(concurring in the result):
I agree with the conclusion in the principal opinion that the other component evidence of Perdue’s commission of the offense attributed to him is so compelling of guilt as to foreclose any “reasonable possibility that the admission of . [Perdue’s written and oral pretrial statements] might have contributed to the appellant’s conviction.” I am constrained, however, to disassociate myself from the discussion of the admissibility of the statements.1 First, I believe that admissibility is constitutionally allowable under California v. Green, 399 U.S. 149, 90 S.Ct. 1930, 26 L.Ed.2d 489 (1970). Secondly, I am not at all certain that paragraph 140a (6), Manual for Courts-Martial, United States, 1969 (Revised edition), is not a prescribed rule of evidence. The language of the provision as to inadmissibility of a confession or inculpatory admission by one other than the accused is framed as an absolute prohibition. In addition, I believe some comment on the dissent is appropriate. Judge Perry maintains that the written statement by Perdue “constituted the most damaging and devastating evidence concerning McConnico’s alleged act of driving Perdue away from the scene of the shooting.” The statement was not offered or received for that purpose. Trial counsel presented only that related to Perdue’s commission of the offense attributed to him. Nothing said about the accused was offered. The excerpt from the record of trial set out in footnote 7 of Judge Perry’s opinion compellingly demonstrates that the recitals as to the accused would be “disregarded” and not “considered” by the trial judge. I believe the trial judge could, and that he did, adhere to his declarations. See United States v. Montgomery, 20 U.S.C.M.A. 35, 42 C.M.R. 227 (1970). I am confirmed in that belief by the fact that the defense apparently perceived no risk that the judge would be unable to put aside the unadmitted matter since it did not move for a mistrial, United States v. Jeanbaptiste, 5 M.J. 374 (C.M.A.1978), or to withdraw the request for trial by judge alone. See United States v. Wright, 5 M.J. 106 (C.M.A.1978).

.....

**DIRECTIONS**
1. Name every court case that the concurring opinion cites by name.
2. According to the concurring opinion, why is the writer confirmed in the belief that the trial judge disregarded the recitals about the accused?

.....

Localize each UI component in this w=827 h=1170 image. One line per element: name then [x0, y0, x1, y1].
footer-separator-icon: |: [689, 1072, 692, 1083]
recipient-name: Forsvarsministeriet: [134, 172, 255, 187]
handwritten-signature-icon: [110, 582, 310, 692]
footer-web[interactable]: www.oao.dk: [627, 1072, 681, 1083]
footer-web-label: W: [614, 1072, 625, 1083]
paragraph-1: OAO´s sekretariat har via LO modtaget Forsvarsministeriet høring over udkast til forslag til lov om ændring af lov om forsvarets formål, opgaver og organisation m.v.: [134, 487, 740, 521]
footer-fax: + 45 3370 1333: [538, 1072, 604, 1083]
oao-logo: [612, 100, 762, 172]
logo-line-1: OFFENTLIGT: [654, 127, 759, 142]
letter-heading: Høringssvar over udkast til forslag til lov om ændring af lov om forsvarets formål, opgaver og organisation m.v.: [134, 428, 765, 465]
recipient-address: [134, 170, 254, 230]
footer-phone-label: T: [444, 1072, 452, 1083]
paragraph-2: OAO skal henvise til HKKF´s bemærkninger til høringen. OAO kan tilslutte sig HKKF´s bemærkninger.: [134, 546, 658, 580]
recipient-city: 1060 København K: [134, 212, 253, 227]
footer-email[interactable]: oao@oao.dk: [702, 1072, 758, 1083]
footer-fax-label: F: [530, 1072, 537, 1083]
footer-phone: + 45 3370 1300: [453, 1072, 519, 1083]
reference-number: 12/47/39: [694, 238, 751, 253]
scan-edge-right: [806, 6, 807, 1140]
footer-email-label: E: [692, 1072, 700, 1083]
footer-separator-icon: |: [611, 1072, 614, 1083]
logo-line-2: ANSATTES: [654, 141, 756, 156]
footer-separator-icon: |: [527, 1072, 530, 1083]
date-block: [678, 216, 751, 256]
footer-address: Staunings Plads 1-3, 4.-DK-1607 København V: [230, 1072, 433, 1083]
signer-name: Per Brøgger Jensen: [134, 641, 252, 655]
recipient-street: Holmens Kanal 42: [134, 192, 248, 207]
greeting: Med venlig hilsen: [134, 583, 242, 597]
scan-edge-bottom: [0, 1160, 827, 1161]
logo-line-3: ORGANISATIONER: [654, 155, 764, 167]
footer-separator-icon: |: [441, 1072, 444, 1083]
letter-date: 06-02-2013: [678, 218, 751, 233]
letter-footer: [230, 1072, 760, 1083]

.....

**OUTPUTS BY TASK**
1. California v. Green; United States v. Montgomery; United States v. Jeanbaptiste; United States v. Wright

2. The defense apparently saw no risk that the judge would be unable to put aside the unadmitted matter. It did not move for a mistrial, and it did not withdraw its request for trial by judge alone.